TASK: Extract all lines containing "first".

--- START ---

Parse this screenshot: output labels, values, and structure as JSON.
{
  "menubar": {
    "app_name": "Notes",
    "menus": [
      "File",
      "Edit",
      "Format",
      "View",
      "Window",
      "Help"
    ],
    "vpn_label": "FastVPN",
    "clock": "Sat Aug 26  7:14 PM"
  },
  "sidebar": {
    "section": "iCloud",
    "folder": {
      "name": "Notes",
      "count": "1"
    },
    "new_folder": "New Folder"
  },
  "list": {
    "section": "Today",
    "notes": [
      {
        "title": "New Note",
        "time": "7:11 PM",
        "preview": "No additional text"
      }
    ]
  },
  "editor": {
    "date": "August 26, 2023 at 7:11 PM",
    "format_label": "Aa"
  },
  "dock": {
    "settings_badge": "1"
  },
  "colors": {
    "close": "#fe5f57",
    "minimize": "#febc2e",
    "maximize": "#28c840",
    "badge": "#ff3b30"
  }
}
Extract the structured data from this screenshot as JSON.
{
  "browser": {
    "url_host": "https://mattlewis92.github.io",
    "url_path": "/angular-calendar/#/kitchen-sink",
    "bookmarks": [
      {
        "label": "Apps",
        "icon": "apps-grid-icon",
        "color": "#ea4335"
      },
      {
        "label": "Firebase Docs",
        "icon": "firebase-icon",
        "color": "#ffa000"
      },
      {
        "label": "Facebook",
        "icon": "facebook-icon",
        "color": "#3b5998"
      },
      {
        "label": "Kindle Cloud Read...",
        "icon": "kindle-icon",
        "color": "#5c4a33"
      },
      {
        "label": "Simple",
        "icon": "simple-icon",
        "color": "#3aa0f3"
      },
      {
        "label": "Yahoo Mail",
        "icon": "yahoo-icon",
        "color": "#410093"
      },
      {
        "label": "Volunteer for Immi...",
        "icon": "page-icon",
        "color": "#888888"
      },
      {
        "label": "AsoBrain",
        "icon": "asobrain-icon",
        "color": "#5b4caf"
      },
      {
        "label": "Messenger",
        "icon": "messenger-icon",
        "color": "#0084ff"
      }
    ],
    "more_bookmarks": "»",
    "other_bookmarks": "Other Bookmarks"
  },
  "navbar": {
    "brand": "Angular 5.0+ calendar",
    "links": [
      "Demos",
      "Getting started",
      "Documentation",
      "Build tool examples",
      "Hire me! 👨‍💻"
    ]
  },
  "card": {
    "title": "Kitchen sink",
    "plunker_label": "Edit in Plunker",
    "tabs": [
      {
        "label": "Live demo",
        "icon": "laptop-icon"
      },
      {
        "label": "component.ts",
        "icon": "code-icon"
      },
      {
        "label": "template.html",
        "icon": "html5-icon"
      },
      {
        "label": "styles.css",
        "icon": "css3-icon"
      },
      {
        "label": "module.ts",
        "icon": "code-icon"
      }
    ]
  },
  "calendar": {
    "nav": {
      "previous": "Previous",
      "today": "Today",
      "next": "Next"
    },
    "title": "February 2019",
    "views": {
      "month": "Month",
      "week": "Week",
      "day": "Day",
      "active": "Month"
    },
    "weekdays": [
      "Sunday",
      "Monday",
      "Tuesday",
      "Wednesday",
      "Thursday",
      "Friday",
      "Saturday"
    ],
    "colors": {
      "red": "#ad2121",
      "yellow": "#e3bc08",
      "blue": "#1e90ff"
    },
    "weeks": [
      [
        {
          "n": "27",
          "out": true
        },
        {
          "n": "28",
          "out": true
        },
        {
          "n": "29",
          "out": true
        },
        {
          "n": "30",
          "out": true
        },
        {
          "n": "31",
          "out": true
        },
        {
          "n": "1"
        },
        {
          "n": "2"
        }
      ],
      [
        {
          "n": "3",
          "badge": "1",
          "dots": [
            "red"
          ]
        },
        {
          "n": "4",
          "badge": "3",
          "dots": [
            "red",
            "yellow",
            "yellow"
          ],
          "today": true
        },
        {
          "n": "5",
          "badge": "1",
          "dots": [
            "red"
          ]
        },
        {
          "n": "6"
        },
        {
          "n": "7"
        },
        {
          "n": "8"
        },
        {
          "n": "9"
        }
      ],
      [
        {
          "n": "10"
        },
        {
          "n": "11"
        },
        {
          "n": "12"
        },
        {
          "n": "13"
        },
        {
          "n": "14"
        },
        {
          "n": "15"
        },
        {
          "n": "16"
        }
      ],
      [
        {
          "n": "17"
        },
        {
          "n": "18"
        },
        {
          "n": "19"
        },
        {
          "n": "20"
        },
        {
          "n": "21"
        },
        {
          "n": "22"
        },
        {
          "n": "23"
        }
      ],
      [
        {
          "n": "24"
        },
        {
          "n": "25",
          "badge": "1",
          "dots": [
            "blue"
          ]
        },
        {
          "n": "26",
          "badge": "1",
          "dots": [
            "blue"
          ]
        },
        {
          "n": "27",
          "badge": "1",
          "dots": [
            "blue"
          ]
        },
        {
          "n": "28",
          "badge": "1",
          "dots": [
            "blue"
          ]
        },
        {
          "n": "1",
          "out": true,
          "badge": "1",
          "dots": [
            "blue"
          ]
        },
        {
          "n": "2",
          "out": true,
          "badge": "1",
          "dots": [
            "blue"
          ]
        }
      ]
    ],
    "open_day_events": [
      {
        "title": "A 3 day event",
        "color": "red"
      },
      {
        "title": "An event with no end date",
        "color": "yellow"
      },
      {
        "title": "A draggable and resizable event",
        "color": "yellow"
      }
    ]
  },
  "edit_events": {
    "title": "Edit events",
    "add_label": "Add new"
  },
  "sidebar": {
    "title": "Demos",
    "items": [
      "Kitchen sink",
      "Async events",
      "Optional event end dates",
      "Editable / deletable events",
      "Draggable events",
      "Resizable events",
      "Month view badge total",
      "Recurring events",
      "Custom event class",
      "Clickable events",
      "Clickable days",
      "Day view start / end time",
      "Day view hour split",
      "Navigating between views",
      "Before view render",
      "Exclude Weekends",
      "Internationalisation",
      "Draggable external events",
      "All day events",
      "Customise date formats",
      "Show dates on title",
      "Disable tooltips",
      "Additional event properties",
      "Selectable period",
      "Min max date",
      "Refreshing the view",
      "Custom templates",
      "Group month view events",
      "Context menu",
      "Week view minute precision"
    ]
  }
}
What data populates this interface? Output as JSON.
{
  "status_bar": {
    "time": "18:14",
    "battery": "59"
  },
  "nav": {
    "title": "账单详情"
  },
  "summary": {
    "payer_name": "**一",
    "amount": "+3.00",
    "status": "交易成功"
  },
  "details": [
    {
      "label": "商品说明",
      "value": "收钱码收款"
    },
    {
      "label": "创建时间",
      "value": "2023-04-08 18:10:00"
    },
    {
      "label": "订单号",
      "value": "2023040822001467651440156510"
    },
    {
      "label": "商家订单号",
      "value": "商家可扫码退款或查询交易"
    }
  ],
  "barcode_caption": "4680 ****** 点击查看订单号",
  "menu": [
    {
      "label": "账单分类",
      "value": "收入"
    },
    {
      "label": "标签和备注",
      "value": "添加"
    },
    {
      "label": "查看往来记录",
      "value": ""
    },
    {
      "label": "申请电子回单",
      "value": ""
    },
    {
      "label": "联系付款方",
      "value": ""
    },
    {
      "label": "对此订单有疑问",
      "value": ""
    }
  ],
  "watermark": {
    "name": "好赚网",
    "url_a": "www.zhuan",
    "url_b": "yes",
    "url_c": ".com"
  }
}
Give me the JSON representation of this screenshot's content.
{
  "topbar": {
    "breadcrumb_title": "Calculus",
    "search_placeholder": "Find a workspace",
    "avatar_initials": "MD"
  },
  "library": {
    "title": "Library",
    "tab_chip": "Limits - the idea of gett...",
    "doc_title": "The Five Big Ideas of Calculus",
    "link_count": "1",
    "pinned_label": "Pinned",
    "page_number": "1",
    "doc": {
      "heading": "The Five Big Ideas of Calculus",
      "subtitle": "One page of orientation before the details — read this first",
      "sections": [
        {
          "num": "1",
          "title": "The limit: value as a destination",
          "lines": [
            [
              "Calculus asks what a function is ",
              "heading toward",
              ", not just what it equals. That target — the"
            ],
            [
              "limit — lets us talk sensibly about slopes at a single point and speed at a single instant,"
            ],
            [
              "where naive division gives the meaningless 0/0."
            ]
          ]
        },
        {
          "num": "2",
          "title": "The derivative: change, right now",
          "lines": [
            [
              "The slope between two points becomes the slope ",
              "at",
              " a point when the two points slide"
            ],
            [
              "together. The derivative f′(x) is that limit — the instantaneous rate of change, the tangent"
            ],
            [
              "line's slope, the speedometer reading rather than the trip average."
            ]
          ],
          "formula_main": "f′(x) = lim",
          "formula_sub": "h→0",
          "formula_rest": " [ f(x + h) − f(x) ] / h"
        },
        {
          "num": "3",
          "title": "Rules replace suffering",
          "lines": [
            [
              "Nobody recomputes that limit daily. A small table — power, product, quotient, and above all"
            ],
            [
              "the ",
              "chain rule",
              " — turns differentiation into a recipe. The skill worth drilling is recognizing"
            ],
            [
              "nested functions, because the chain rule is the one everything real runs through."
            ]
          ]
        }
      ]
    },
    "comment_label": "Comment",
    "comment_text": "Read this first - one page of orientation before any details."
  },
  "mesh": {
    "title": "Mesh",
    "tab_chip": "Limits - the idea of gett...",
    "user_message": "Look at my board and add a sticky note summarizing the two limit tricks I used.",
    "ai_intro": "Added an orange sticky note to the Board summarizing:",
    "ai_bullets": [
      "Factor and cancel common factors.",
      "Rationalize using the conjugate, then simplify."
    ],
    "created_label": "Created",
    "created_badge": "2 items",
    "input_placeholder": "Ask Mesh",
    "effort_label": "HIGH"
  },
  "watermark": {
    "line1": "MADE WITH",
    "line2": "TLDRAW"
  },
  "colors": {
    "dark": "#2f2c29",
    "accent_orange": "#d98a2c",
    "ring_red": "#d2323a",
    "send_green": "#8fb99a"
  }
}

--- END ---

THE RESULT:
      "subtitle": "One page of orientation before the details — read this first",
    "comment_text": "Read this first - one page of orientation before any details."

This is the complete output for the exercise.